TASK TO CARRY OUT:
Please reproduce word for word the section of the Schiermonnikoog Frisian passage that starts with the words "- Native to: Netherlands" and ends with "639-3: None (mis)".

READING PASSAGE:
- Native to: Netherlands
- Ethnicity: Frisians
- Native speakers: 50–100^{[citation needed]}
- Language family: Indo-European GermanicWest GermanicNorth Sea GermanicAnglo-FrisianFrisianWest FrisianSchiermonnikoogs; ; ; ; ; ; ;

Language codes
- ISO 639-3: None (mis)
- Glottolog: schi1234
- Schiermonnikoog Frisian is classified as Critically Endangered by the UNESCO Atlas of the World's Languages in Danger.

= Schiermonnikoog Frisian =

West Frisian dialect

Schiermonnikoog Frisian (autoglotonym Schiermonnikeigers or Schiermonnikoogs, Skiermûntseagersk /fy/, Schiermonnikoogs /nl/) is the most endangered of the West Frisian languages, spoken by no more than 50 to 100 people (out of an island population of 900 people) on the island of Schiermonnikoog (Skiermûntseach).

==Overview==
Although this dialect belongs linguistically to West Frisian, it deviates from it to such an extent that it is poorly understood by Frisians from the mainland. Schiermonnikoog is east of the Lauwersmeer. There, before 1500, was the border between West Frisian and Ost Frisian. Consequently, the dialect of Schiermonnikoog has an Eastern-influenced vocabulary. This has led some early researchers to classify this dialect with the Gronings (however, nowadays Gronings shows more Lower Saxon characteristics than Frisian). Another distinctive difference from other Frisian dialects is the lack of diminutives, unlike mainland Frisian.

Due to labor immigration and tourism, the Schiermonnikoog dialect has been in sharp decline since World War II. Many residents come from the mainland and therefore speak another Frisian dialect or Gronings. Presumably there is a considerable group of people who speak Frisian with Schiermonnikoog influences, but no longer adhere to the gender rules, for example.

ENTRIES SHOWN:
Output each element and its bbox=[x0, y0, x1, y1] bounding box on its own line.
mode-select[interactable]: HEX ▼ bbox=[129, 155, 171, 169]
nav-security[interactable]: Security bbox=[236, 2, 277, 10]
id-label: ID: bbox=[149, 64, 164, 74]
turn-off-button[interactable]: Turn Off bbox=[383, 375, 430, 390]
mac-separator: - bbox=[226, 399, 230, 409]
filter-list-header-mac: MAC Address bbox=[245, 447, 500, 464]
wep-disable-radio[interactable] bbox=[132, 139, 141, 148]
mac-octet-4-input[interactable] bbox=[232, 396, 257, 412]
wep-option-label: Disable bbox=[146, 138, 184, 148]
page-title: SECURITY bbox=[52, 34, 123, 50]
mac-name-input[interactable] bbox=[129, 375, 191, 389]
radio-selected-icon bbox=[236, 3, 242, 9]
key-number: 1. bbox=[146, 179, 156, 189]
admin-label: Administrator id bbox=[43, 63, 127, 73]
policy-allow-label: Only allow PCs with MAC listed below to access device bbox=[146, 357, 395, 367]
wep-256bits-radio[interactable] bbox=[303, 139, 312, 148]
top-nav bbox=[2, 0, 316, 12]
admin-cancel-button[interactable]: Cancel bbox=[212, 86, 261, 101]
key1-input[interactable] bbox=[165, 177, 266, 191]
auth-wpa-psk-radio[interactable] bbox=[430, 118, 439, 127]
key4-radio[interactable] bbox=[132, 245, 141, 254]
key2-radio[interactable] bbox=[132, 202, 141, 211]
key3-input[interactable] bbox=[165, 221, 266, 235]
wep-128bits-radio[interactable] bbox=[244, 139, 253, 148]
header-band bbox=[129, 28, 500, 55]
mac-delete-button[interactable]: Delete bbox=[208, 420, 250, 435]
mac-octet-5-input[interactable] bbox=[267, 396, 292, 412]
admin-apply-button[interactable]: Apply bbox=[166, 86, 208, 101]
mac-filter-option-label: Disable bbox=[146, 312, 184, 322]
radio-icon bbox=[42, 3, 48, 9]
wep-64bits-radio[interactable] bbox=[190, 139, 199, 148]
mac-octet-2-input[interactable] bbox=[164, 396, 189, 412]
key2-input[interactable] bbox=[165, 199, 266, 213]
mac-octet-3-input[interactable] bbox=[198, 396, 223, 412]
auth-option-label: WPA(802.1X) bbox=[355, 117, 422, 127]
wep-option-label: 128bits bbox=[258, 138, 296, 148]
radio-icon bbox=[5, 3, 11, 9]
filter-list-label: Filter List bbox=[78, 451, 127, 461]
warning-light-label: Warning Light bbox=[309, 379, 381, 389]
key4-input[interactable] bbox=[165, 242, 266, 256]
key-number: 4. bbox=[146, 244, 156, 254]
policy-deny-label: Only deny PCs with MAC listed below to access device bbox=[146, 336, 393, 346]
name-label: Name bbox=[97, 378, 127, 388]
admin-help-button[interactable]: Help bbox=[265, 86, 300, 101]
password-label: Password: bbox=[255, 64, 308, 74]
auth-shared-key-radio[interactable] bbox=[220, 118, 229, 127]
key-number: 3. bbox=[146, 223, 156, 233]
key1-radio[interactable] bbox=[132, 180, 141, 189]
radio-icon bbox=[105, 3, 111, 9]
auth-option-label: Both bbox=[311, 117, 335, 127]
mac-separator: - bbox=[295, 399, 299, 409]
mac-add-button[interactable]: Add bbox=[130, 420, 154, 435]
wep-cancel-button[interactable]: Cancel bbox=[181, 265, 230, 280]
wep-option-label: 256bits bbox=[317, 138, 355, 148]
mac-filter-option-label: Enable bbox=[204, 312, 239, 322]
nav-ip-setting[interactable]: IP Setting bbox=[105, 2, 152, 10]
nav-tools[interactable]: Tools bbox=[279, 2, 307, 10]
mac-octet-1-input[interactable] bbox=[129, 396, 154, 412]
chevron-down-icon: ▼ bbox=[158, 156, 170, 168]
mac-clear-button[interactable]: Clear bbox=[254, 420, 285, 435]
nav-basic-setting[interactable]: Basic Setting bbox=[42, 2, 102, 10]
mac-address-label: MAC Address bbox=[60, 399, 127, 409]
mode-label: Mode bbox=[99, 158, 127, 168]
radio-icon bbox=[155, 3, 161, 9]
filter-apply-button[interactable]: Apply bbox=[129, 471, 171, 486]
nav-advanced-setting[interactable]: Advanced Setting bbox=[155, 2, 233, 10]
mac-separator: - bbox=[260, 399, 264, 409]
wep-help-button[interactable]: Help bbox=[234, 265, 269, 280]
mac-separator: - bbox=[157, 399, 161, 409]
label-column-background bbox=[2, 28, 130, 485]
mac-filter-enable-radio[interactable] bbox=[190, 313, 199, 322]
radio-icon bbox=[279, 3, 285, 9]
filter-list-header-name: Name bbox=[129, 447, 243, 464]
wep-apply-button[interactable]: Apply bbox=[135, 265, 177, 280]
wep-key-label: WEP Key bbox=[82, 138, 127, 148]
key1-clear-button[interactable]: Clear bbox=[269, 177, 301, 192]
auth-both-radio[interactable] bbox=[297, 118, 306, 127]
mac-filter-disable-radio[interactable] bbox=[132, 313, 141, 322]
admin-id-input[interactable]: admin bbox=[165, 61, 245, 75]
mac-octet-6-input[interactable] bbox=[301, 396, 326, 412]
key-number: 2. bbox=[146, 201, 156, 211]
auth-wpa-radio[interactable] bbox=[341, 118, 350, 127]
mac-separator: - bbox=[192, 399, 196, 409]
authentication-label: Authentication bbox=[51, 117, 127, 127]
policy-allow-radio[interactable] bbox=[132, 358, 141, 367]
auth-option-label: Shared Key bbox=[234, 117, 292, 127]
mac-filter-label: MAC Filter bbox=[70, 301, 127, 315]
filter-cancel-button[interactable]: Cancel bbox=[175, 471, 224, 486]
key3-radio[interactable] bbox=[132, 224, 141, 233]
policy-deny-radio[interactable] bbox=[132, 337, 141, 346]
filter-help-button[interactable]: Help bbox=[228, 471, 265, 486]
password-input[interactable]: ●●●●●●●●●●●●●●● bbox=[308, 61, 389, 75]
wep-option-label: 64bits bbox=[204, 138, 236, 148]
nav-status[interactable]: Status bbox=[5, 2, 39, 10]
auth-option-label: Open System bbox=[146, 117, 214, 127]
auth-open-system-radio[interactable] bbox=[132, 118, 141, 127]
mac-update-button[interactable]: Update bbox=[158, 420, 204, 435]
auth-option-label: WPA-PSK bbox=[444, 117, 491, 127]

RESULT FOR THIS EXERCISE:
- Native to: Netherlands
- Ethnicity: Frisians
- Native speakers: 50–100^{[citation needed]}
- Language family: Indo-European GermanicWest GermanicNorth Sea GermanicAnglo-FrisianFrisianWest FrisianSchiermonnikoogs; ; ; ; ; ; ;

Language codes
- ISO 639-3: None (mis)